_Short exercise_.
Here are some records; return them all exactly.

— start of Materials provided —

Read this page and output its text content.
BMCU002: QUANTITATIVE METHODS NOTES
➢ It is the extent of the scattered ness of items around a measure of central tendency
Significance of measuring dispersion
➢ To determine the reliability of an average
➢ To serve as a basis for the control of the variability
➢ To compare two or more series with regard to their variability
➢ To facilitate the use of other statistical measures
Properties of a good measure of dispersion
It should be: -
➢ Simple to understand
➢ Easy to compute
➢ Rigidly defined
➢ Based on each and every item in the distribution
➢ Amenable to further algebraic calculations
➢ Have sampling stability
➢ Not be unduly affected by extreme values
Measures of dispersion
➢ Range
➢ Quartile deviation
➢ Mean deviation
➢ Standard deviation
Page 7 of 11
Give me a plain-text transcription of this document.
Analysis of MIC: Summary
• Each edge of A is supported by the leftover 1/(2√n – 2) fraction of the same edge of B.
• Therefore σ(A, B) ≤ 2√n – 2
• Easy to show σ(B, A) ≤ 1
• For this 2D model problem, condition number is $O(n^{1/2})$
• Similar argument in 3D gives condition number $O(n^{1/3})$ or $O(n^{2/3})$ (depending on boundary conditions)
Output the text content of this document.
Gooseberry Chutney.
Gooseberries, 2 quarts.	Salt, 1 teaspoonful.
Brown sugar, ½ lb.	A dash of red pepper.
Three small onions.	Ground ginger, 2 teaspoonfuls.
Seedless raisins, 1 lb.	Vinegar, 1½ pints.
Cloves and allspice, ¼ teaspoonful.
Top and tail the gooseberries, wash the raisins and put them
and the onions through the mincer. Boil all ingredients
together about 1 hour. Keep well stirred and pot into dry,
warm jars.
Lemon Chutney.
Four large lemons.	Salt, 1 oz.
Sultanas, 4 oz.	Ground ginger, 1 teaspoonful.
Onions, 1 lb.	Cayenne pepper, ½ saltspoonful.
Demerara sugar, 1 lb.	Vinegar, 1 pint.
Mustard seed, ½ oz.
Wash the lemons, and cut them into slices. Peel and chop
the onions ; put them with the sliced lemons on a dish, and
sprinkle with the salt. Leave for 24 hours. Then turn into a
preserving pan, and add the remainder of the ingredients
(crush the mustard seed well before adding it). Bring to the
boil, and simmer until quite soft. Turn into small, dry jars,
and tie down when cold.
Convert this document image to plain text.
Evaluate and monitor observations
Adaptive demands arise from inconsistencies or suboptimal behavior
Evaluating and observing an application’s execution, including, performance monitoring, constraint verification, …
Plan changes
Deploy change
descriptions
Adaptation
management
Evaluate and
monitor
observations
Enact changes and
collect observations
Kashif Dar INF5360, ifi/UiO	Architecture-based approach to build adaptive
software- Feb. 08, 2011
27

— end of Materials provided —

_Complete answer_.
Read this page and output its text content.
BMCU002: QUANTITATIVE METHODS NOTES
➢ It is the extent of the scattered ness of items around a measure of central tendency
Significance of measuring dispersion
➢ To determine the reliability of an average
➢ To serve as a basis for the control of the variability
➢ To compare two or more series with regard to their variability
➢ To facilitate the use of other statistical measures
Properties of a good measure of dispersion
It should be: -
➢ Simple to understand
➢ Easy to compute
➢ Rigidly defined
➢ Based on each and every item in the distribution
➢ Amenable to further algebraic calculations
➢ Have sampling stability
➢ Not be unduly affected by extreme values
Measures of dispersion
➢ Range
➢ Quartile deviation
➢ Mean deviation
➢ Standard deviation
Page 7 of 11
Give me a plain-text transcription of this document.
Analysis of MIC: Summary
• Each edge of A is supported by the leftover 1/(2√n – 2) fraction of the same edge of B.
• Therefore σ(A, B) ≤ 2√n – 2
• Easy to show σ(B, A) ≤ 1
• For this 2D model problem, condition number is $O(n^{1/2})$
• Similar argument in 3D gives condition number $O(n^{1/3})$ or $O(n^{2/3})$ (depending on boundary conditions)
Output the text content of this document.
Gooseberry Chutney.
Gooseberries, 2 quarts.	Salt, 1 teaspoonful.
Brown sugar, ½ lb.	A dash of red pepper.
Three small onions.	Ground ginger, 2 teaspoonfuls.
Seedless raisins, 1 lb.	Vinegar, 1½ pints.
Cloves and allspice, ¼ teaspoonful.
Top and tail the gooseberries, wash the raisins and put them
and the onions through the mincer. Boil all ingredients
together about 1 hour. Keep well stirred and pot into dry,
warm jars.
Lemon Chutney.
Four large lemons.	Salt, 1 oz.
Sultanas, 4 oz.	Ground ginger, 1 teaspoonful.
Onions, 1 lb.	Cayenne pepper, ½ saltspoonful.
Demerara sugar, 1 lb.	Vinegar, 1 pint.
Mustard seed, ½ oz.
Wash the lemons, and cut them into slices. Peel and chop
the onions ; put them with the sliced lemons on a dish, and
sprinkle with the salt. Leave for 24 hours. Then turn into a
preserving pan, and add the remainder of the ingredients
(crush the mustard seed well before adding it). Bring to the
boil, and simmer until quite soft. Turn into small, dry jars,
and tie down when cold.
Convert this document image to plain text.
Evaluate and monitor observations
Adaptive demands arise from inconsistencies or suboptimal behavior
Evaluating and observing an application’s execution, including, performance monitoring, constraint verification, …
Plan changes
Deploy change
descriptions
Adaptation
management
Evaluate and
monitor
observations
Enact changes and
collect observations
Kashif Dar INF5360, ifi/UiO	Architecture-based approach to build adaptive
software- Feb. 08, 2011
27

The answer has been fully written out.